### WHAT TO DO
Which lines hold the word "收付款服務"? Copy each of them.

══════════════════════════════

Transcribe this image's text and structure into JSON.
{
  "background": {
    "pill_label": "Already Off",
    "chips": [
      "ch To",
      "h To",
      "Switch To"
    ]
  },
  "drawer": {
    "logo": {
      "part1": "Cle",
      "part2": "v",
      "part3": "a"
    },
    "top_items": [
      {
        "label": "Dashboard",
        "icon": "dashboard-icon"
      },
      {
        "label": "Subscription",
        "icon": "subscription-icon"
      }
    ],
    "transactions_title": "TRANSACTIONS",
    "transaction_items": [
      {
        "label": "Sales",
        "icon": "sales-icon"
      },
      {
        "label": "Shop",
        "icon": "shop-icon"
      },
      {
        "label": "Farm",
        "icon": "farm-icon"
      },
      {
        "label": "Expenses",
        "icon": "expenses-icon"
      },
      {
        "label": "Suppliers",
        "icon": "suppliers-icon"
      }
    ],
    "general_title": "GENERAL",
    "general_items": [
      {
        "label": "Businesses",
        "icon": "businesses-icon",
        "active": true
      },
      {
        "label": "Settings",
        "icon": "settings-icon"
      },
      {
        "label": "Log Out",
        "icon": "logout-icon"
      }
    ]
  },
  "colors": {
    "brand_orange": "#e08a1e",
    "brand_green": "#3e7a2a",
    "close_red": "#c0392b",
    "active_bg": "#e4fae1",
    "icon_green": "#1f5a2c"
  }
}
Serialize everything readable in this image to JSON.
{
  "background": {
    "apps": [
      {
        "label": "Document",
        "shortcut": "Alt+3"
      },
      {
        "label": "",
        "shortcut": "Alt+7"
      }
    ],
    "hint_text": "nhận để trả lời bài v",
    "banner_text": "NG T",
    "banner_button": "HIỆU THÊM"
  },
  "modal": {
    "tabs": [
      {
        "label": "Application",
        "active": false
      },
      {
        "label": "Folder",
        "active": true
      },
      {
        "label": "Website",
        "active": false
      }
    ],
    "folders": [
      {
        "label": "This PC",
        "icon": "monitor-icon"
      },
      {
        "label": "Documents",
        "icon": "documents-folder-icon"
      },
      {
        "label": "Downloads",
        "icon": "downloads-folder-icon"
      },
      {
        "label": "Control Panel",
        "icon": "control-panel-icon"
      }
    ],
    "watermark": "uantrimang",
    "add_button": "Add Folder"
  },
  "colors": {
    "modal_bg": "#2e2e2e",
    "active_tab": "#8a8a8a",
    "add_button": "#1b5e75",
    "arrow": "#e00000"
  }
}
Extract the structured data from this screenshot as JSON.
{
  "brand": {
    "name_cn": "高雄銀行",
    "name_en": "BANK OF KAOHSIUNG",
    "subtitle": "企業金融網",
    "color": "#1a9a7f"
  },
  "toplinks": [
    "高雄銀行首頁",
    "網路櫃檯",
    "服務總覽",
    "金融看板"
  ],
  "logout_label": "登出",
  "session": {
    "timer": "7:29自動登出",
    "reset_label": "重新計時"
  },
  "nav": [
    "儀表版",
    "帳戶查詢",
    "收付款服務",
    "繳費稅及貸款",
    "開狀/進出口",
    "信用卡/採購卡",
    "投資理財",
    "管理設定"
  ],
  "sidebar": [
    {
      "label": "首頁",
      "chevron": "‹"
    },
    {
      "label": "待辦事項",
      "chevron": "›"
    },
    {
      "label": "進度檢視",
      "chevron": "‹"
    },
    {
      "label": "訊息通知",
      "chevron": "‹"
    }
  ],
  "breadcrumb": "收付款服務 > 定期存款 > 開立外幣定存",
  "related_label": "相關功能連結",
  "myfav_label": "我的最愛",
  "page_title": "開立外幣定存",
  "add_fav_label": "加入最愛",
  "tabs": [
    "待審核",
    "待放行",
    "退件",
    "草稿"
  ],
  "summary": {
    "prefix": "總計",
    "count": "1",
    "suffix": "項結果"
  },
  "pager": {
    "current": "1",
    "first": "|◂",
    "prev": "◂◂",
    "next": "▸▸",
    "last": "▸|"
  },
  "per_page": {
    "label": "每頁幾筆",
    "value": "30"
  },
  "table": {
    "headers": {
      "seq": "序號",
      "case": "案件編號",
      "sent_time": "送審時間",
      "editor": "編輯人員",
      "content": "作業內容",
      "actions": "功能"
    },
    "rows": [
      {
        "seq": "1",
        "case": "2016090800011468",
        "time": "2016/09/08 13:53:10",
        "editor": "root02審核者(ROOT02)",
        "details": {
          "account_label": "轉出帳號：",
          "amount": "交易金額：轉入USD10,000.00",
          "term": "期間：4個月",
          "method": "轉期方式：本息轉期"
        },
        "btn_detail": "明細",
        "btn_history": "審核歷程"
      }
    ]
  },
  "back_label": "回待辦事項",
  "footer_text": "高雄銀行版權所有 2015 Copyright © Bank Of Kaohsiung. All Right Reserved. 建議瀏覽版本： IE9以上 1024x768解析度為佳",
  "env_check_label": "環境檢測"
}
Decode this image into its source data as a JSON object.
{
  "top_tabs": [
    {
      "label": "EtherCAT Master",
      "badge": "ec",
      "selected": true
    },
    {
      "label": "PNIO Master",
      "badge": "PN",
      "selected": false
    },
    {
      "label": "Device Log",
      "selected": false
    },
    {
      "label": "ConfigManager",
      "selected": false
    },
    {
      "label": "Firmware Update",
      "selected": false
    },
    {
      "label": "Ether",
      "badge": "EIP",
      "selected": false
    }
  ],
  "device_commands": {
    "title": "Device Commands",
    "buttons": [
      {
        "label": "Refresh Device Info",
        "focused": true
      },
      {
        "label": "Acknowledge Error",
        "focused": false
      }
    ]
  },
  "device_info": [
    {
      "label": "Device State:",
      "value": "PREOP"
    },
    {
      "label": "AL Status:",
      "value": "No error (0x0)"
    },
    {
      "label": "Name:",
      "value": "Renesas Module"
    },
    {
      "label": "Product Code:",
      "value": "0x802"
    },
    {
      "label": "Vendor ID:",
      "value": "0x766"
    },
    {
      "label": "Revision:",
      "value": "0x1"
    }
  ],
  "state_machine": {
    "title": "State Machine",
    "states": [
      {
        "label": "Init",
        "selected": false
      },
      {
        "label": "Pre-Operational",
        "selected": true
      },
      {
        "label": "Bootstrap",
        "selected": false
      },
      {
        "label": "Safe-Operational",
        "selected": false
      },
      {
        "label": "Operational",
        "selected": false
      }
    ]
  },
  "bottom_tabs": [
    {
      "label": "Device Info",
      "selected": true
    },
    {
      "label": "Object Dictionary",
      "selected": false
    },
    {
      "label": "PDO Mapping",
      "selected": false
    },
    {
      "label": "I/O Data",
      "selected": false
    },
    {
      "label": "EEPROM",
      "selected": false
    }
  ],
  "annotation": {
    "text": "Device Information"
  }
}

══════════════════════════════

### TASK RESPONSE
    "收付款服務",
  "breadcrumb": "收付款服務 > 定期存款 > 開立外幣定存",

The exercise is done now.